Pictures don't belong in the copy; print all the records exactly.

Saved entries
################

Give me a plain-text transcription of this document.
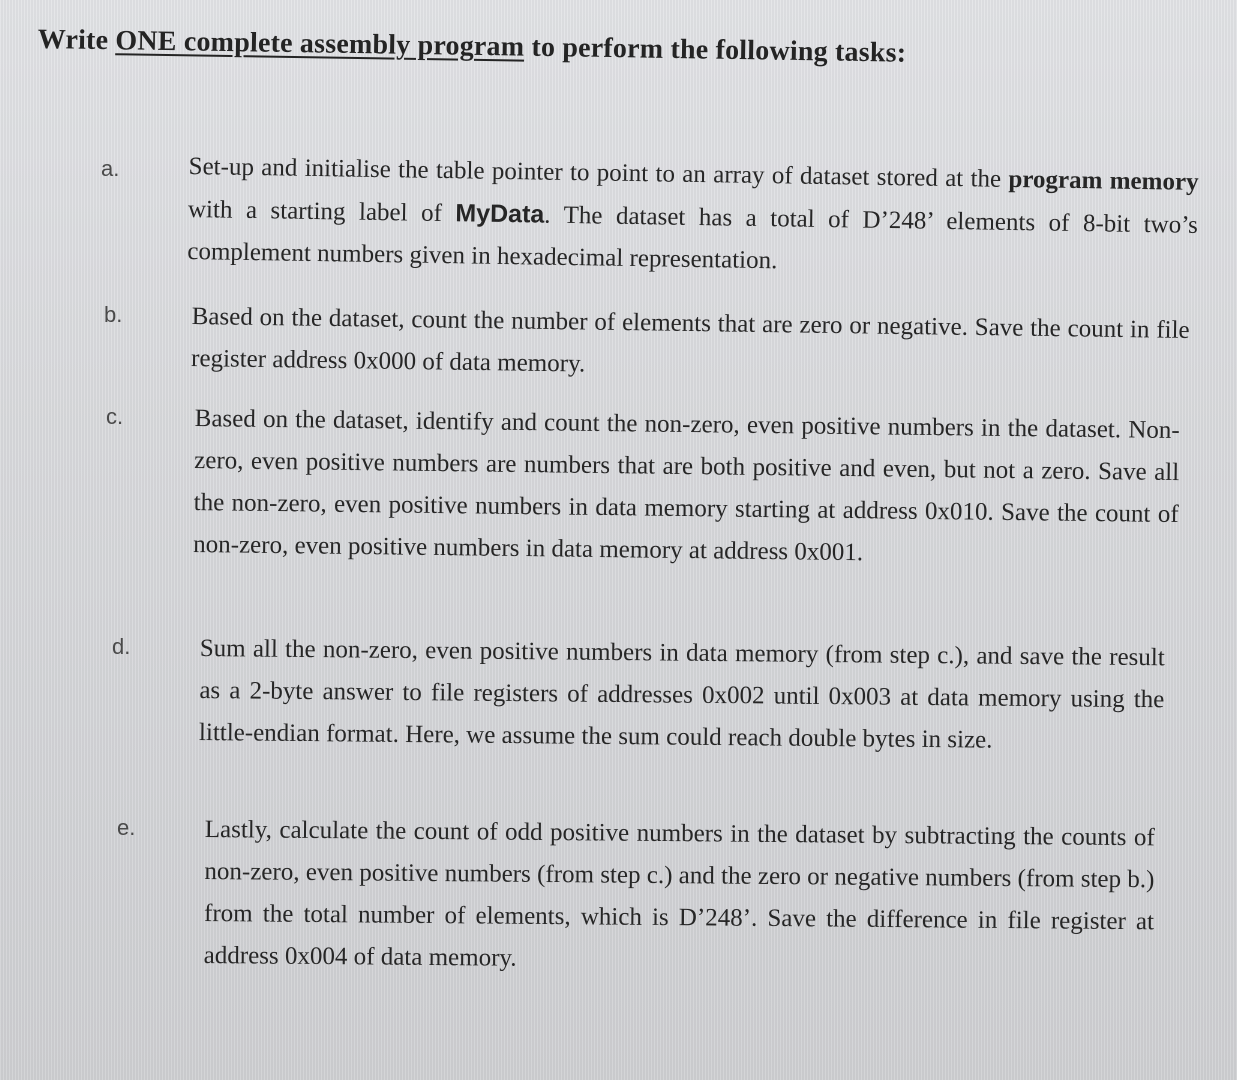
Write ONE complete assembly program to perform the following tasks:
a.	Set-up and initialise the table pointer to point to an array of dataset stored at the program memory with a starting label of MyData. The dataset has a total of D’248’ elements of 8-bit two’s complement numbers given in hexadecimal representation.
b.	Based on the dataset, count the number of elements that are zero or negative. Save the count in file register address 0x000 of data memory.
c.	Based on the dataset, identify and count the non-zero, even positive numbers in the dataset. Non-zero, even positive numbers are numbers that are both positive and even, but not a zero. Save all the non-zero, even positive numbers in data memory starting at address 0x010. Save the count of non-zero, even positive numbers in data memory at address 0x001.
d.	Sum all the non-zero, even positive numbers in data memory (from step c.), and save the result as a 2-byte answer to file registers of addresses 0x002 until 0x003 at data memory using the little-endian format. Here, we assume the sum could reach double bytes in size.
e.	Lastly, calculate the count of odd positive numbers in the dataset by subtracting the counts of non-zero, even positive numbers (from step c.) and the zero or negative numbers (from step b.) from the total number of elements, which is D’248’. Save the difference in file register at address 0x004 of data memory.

################

* [Complete response]:
Give me a plain-text transcription of this document.
Write ONE complete assembly program to perform the following tasks:
a.	Set-up and initialise the table pointer to point to an array of dataset stored at the program memory with a starting label of MyData. The dataset has a total of D’248’ elements of 8-bit two’s complement numbers given in hexadecimal representation.
b.	Based on the dataset, count the number of elements that are zero or negative. Save the count in file register address 0x000 of data memory.
c.	Based on the dataset, identify and count the non-zero, even positive numbers in the dataset. Non-zero, even positive numbers are numbers that are both positive and even, but not a zero. Save all the non-zero, even positive numbers in data memory starting at address 0x010. Save the count of non-zero, even positive numbers in data memory at address 0x001.
d.	Sum all the non-zero, even positive numbers in data memory (from step c.), and save the result as a 2-byte answer to file registers of addresses 0x002 until 0x003 at data memory using the little-endian format. Here, we assume the sum could reach double bytes in size.
e.	Lastly, calculate the count of odd positive numbers in the dataset by subtracting the counts of non-zero, even positive numbers (from step c.) and the zero or negative numbers (from step b.) from the total number of elements, which is D’248’. Save the difference in file register at address 0x004 of data memory.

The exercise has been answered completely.